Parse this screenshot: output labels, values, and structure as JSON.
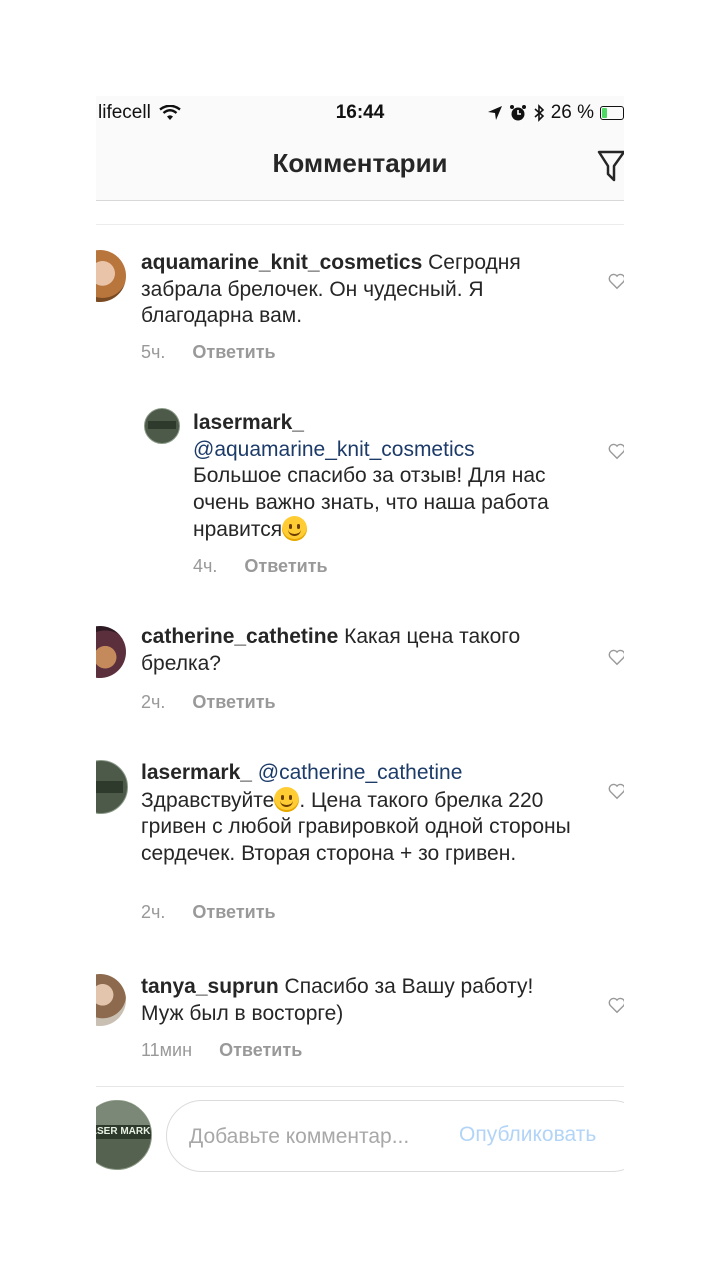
{
  "status": {
    "carrier": "lifecell",
    "time": "16:44",
    "battery": "26 %",
    "battery_level": 0.26
  },
  "header": {
    "title": "Комментарии"
  },
  "comments": [
    {
      "user": "aquamarine_knit_cosmetics",
      "text": "Сегродня забрала брелочек. Он чудесный. Я благодарна вам.",
      "time": "5ч.",
      "reply": "Ответить"
    },
    {
      "user": "lasermark_",
      "mention": "@aquamarine_knit_cosmetics",
      "text": "Большое спасибо за отзыв! Для нас очень важно знать, что наша работа нравится",
      "emoji": "smiling-face",
      "time": "4ч.",
      "reply": "Ответить"
    },
    {
      "user": "catherine_cathetine",
      "text": "Какая цена такого брелка?",
      "time": "2ч.",
      "reply": "Ответить"
    },
    {
      "user": "lasermark_",
      "mention": "@catherine_cathetine",
      "text_before": "Здравствуйте",
      "emoji": "slightly-smiling-face",
      "text_after": ". Цена такого брелка 220 гривен с любой гравировкой одной стороны сердечек. Вторая сторона + зо гривен.",
      "time": "2ч.",
      "reply": "Ответить"
    },
    {
      "user": "tanya_suprun",
      "text": "Спасибо за Вашу работу! Муж был в восторге)",
      "time": "11мин",
      "reply": "Ответить"
    }
  ],
  "composer": {
    "placeholder": "Добавьте комментар...",
    "publish": "Опубликовать"
  },
  "avatar_logo": {
    "line1": "LASER MARK"
  },
  "icons": [
    "wifi-icon",
    "location-arrow-icon",
    "alarm-icon",
    "bluetooth-icon",
    "battery-icon",
    "filter-icon",
    "heart-icon",
    "smiley-emoji-icon"
  ],
  "colors": {
    "mention": "#1d3b69",
    "muted": "#999999",
    "publish": "#b2d4f7",
    "battery": "#4cd964"
  }
}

## INSTRUCTIONS TO FOLLOW
Output the data above without changes, apart from leaving out the pictures.

## RESPONSE TO THE EXERCISE
Parse this screenshot: output labels, values, and structure as JSON.
{
  "status": {
    "carrier": "lifecell",
    "time": "16:44",
    "battery": "26 %",
    "battery_level": 0.26
  },
  "header": {
    "title": "Комментарии"
  },
  "comments": [
    {
      "user": "aquamarine_knit_cosmetics",
      "text": "Сегродня забрала брелочек. Он чудесный. Я благодарна вам.",
      "time": "5ч.",
      "reply": "Ответить"
    },
    {
      "user": "lasermark_",
      "mention": "@aquamarine_knit_cosmetics",
      "text": "Большое спасибо за отзыв! Для нас очень важно знать, что наша работа нравится",
      "emoji": "smiling-face",
      "time": "4ч.",
      "reply": "Ответить"
    },
    {
      "user": "catherine_cathetine",
      "text": "Какая цена такого брелка?",
      "time": "2ч.",
      "reply": "Ответить"
    },
    {
      "user": "lasermark_",
      "mention": "@catherine_cathetine",
      "text_before": "Здравствуйте",
      "emoji": "slightly-smiling-face",
      "text_after": ". Цена такого брелка 220 гривен с любой гравировкой одной стороны сердечек. Вторая сторона + зо гривен.",
      "time": "2ч.",
      "reply": "Ответить"
    },
    {
      "user": "tanya_suprun",
      "text": "Спасибо за Вашу работу! Муж был в восторге)",
      "time": "11мин",
      "reply": "Ответить"
    }
  ],
  "composer": {
    "placeholder": "Добавьте комментар...",
    "publish": "Опубликовать"
  },
  "avatar_logo": {
    "line1": "LASER MARK"
  },
  "icons": [
    "wifi-icon",
    "location-arrow-icon",
    "alarm-icon",
    "bluetooth-icon",
    "battery-icon",
    "filter-icon",
    "heart-icon",
    "smiley-emoji-icon"
  ],
  "colors": {
    "mention": "#1d3b69",
    "muted": "#999999",
    "publish": "#b2d4f7",
    "battery": "#4cd964"
  }
}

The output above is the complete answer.